Records contained in a dataset:
------
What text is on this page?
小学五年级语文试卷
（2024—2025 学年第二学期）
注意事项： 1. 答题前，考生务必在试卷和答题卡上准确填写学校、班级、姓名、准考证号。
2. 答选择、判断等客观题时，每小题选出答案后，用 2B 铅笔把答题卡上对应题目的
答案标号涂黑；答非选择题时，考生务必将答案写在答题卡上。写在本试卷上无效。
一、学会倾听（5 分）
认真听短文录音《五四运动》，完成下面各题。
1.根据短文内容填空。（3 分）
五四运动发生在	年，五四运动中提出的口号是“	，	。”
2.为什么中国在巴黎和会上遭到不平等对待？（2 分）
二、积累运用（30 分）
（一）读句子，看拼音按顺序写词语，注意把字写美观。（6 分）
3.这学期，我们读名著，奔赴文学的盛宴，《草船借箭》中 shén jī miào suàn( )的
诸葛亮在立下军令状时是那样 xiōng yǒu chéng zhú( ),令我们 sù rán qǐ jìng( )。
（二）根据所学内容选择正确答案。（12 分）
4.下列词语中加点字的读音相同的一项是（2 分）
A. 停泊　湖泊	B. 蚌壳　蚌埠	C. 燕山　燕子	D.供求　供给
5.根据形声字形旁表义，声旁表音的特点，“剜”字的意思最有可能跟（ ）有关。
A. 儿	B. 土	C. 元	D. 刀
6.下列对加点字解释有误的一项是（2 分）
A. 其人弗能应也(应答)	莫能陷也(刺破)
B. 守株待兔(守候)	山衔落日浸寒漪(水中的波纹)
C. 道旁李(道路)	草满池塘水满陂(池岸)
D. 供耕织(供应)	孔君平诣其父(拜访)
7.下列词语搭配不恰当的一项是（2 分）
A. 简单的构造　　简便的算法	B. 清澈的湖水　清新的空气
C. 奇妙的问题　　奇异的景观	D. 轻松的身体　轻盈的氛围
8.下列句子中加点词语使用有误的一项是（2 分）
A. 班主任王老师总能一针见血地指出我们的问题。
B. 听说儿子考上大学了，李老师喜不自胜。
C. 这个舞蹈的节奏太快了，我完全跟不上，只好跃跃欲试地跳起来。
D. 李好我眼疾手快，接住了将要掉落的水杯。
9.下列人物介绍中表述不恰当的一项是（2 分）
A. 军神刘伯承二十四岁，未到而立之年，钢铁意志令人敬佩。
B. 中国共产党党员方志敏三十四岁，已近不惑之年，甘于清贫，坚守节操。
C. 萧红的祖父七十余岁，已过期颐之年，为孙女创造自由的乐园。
------
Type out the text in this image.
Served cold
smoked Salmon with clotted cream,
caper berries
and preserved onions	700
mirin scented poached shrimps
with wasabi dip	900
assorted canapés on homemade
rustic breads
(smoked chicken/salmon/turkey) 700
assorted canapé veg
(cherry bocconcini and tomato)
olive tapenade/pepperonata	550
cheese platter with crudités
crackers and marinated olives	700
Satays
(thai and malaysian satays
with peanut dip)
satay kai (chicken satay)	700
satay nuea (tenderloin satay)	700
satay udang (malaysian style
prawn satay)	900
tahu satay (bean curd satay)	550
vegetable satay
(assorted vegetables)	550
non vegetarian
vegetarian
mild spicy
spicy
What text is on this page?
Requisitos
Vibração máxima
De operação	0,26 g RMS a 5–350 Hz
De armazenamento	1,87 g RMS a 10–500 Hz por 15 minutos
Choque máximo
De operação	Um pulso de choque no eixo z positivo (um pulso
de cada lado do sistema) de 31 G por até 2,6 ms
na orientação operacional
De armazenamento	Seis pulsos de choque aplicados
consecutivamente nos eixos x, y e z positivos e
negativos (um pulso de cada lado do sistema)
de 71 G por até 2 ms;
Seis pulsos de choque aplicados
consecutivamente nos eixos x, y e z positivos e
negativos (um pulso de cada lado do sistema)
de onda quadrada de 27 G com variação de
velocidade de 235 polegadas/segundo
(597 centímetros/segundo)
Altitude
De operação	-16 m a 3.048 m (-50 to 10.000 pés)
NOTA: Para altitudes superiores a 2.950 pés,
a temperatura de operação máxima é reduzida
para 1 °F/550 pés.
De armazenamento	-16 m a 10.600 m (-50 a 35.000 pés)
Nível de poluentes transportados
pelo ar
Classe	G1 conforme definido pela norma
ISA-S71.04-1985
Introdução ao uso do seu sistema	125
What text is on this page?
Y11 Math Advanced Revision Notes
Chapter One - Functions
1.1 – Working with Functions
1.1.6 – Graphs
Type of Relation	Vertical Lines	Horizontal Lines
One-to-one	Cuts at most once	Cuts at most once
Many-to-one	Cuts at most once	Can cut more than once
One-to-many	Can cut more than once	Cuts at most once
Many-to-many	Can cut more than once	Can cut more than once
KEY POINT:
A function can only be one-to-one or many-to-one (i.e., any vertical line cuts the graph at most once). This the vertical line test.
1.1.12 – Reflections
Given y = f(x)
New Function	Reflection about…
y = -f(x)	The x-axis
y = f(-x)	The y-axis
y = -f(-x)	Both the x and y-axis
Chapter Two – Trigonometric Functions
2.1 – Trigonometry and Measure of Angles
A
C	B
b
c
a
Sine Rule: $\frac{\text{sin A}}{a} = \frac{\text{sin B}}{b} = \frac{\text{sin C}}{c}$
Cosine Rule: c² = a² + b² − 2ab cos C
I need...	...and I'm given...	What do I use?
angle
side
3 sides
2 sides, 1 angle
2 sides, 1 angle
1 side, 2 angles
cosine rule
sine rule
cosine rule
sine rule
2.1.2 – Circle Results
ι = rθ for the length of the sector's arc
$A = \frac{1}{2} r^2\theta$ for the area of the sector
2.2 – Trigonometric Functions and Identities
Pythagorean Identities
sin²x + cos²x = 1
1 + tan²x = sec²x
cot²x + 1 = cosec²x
------
STATED PROBLEM: Where a line in the material contains "than", copy that line.

SOLUTION FOR THIS EXERCISE:
Many-to-one	Cuts at most once	Can cut more than once
One-to-many	Can cut more than once	Cuts at most once
Many-to-many	Can cut more than once	Can cut more than once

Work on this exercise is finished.